▶ _Task instructions_: Spot each line in the records below where the word "text" occurs, then copy it.

------------------------

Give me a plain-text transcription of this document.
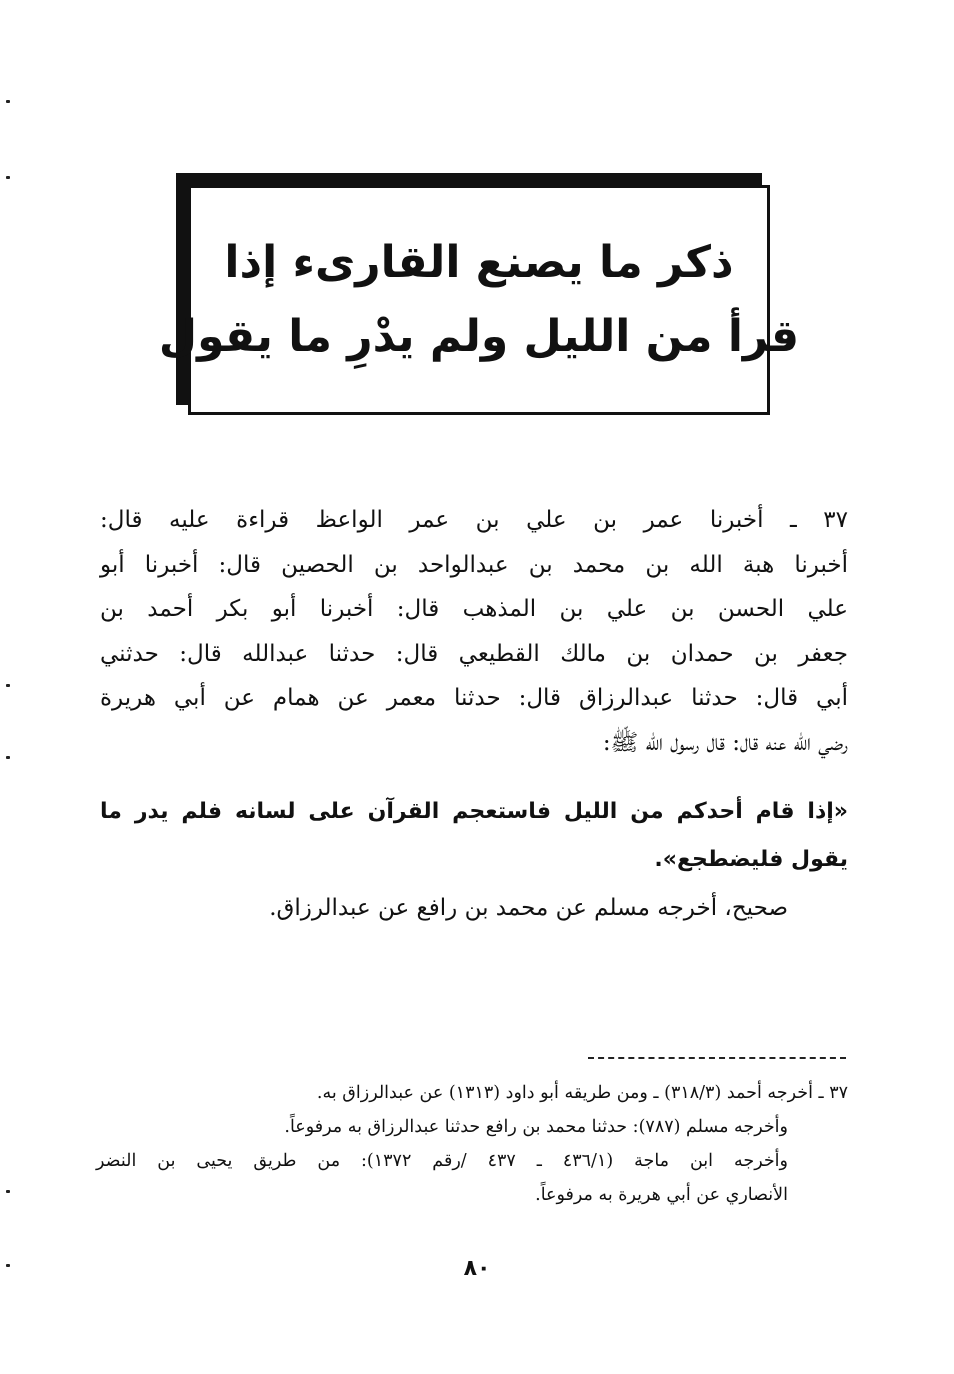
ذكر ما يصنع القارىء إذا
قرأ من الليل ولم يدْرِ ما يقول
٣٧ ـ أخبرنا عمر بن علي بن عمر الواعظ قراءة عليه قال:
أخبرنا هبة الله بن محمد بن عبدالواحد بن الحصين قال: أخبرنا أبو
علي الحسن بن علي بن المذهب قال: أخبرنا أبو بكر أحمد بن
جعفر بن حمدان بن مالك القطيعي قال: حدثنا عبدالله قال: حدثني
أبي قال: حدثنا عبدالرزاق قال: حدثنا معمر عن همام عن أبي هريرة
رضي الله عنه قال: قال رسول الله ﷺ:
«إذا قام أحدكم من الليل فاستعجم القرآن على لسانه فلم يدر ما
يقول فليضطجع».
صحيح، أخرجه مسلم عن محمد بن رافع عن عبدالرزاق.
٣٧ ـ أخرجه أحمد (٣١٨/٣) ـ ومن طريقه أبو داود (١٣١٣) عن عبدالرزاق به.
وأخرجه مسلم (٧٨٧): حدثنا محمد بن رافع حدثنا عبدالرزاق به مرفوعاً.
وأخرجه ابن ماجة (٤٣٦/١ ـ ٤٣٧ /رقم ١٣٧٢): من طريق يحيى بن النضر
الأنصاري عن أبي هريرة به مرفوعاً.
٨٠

------------------------

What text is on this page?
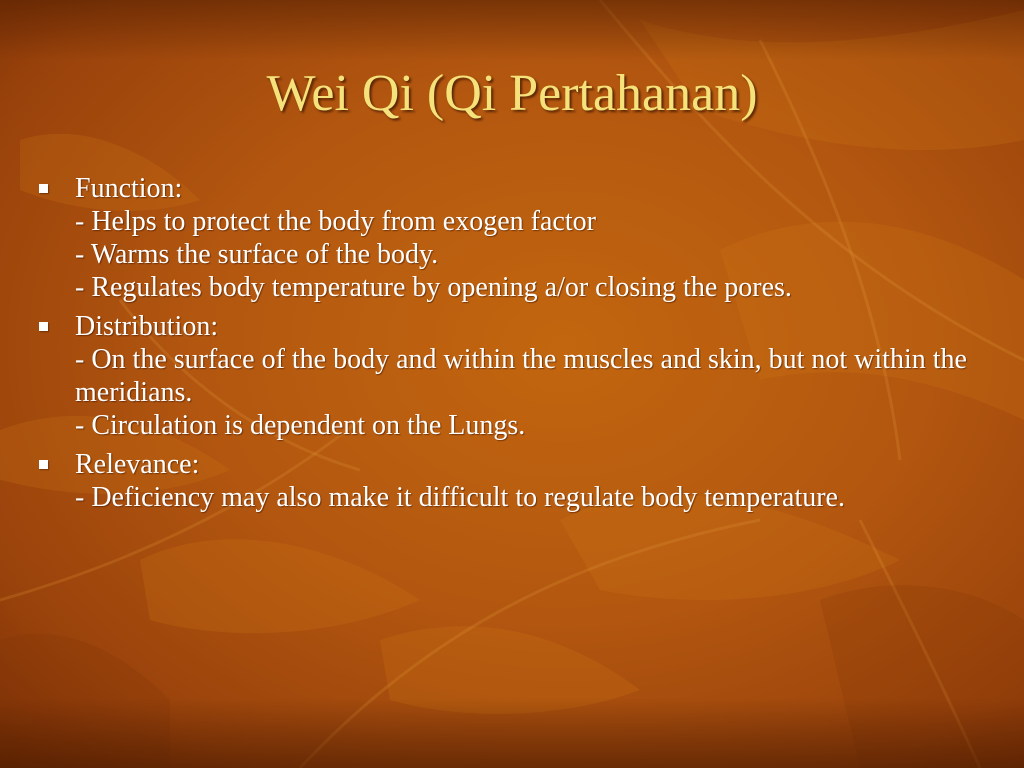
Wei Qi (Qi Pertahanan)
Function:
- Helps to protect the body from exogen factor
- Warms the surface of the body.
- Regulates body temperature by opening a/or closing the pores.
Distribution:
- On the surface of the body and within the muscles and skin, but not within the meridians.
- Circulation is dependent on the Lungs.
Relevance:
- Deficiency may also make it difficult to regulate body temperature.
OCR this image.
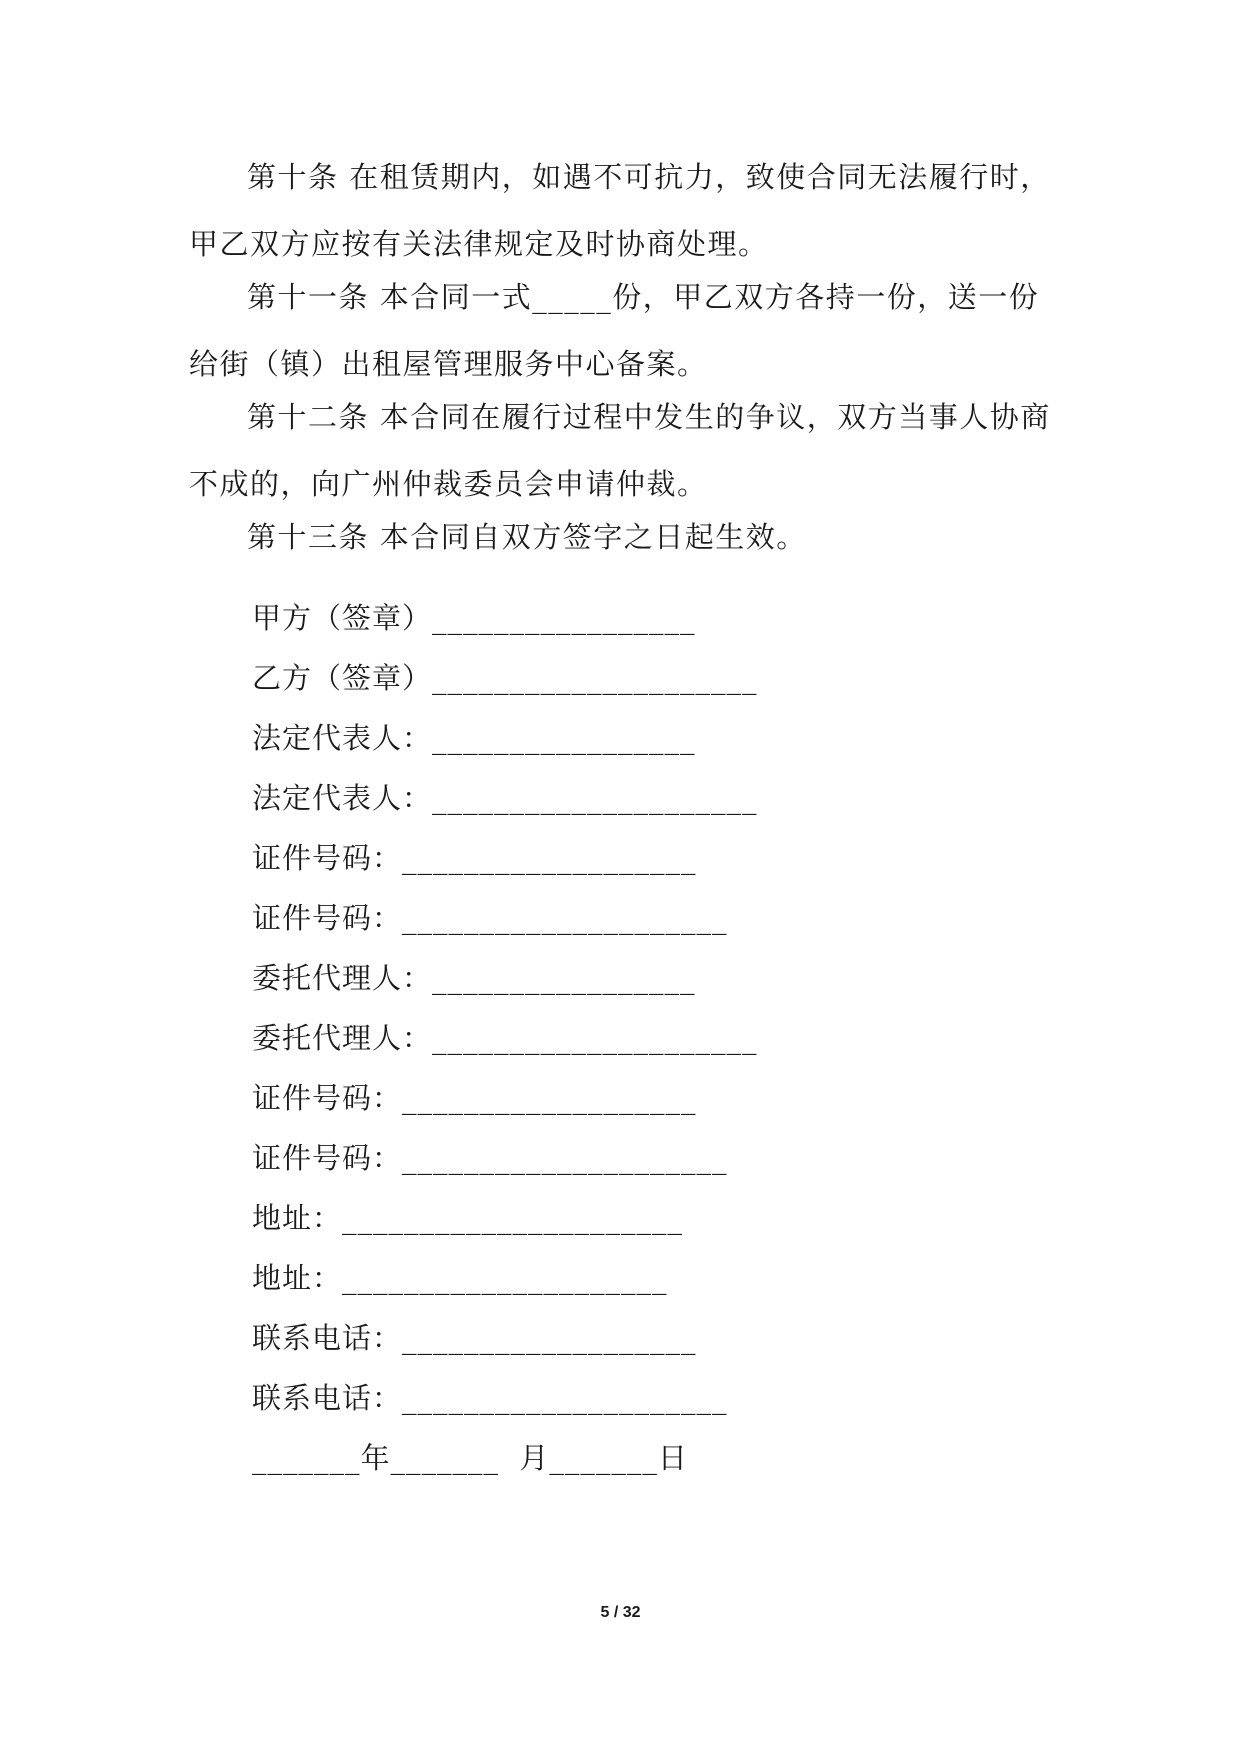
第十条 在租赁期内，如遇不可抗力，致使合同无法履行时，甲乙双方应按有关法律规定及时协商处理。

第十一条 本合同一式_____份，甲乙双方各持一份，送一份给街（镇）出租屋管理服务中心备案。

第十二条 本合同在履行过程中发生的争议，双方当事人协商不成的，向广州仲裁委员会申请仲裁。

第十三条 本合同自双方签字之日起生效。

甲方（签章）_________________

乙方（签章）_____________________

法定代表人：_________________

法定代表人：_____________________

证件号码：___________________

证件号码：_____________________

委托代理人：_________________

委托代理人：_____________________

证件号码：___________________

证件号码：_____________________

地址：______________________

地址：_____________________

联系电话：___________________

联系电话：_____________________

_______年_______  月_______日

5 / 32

------------------------

▶ _Response below_:
Give me a plain-text transcription of this document.
What text is on this page?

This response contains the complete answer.